*** SUPPLIED MATERIAL

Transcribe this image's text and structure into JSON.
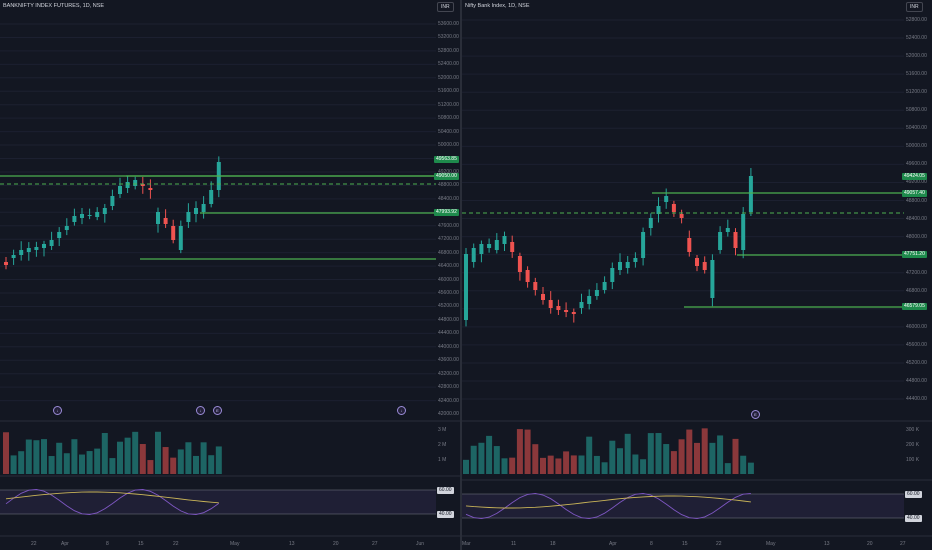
{
  "colors": {
    "background": "#131722",
    "up": "#26a69a",
    "down": "#ef5350",
    "level_line": "#4caf50",
    "rsi_line": "#7e57c2",
    "rsi_ma": "#c9b458",
    "price_tag": "#1e8a4c"
  },
  "left": {
    "title": "BANKNIFTY INDEX FUTURES, 1D, NSE",
    "currency_button": "INR",
    "price_ticks": [
      "53600.00",
      "53200.00",
      "52800.00",
      "52400.00",
      "52000.00",
      "51600.00",
      "51200.00",
      "50800.00",
      "50400.00",
      "50000.00",
      "49600.00",
      "49200.00",
      "48800.00",
      "48400.00",
      "48000.00",
      "47600.00",
      "47200.00",
      "46800.00",
      "46400.00",
      "46000.00",
      "45600.00",
      "45200.00",
      "44800.00",
      "44400.00",
      "44000.00",
      "43600.00",
      "43200.00",
      "42800.00",
      "42400.00",
      "42000.00"
    ],
    "price_tags": [
      "49563.85",
      "49050.00",
      "47993.92"
    ],
    "volume_ticks": [
      "3 M",
      "2 M",
      "1 M"
    ],
    "rsi_tags": [
      "60.00",
      "40.00"
    ],
    "date_ticks": [
      "22",
      "Apr",
      "8",
      "15",
      "22",
      "May",
      "13",
      "20",
      "27",
      "Jun"
    ],
    "event_icons": [
      "↓",
      "↓",
      "E",
      "↓"
    ]
  },
  "right": {
    "title": "Nifty Bank Index, 1D, NSE",
    "currency_button": "INR",
    "price_ticks": [
      "52800.00",
      "52400.00",
      "52000.00",
      "51600.00",
      "51200.00",
      "50800.00",
      "50400.00",
      "50000.00",
      "49600.00",
      "49200.00",
      "48800.00",
      "48400.00",
      "48000.00",
      "47600.00",
      "47200.00",
      "46800.00",
      "46400.00",
      "46000.00",
      "45600.00",
      "45200.00",
      "44800.00",
      "44400.00"
    ],
    "price_tags": [
      "49424.05",
      "49057.40",
      "47751.20",
      "46579.05"
    ],
    "volume_ticks": [
      "300 K",
      "200 K",
      "100 K"
    ],
    "rsi_tags": [
      "60.00",
      "40.00"
    ],
    "date_ticks": [
      "Mar",
      "11",
      "18",
      "Apr",
      "8",
      "15",
      "22",
      "May",
      "13",
      "20",
      "27"
    ],
    "event_icons": [
      "E"
    ]
  }
}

******

[AIM] Copy every line above in which the string "title" shows up.

[TASK RESULT]
    "title": "BANKNIFTY INDEX FUTURES, 1D, NSE",
    "title": "Nifty Bank Index, 1D, NSE",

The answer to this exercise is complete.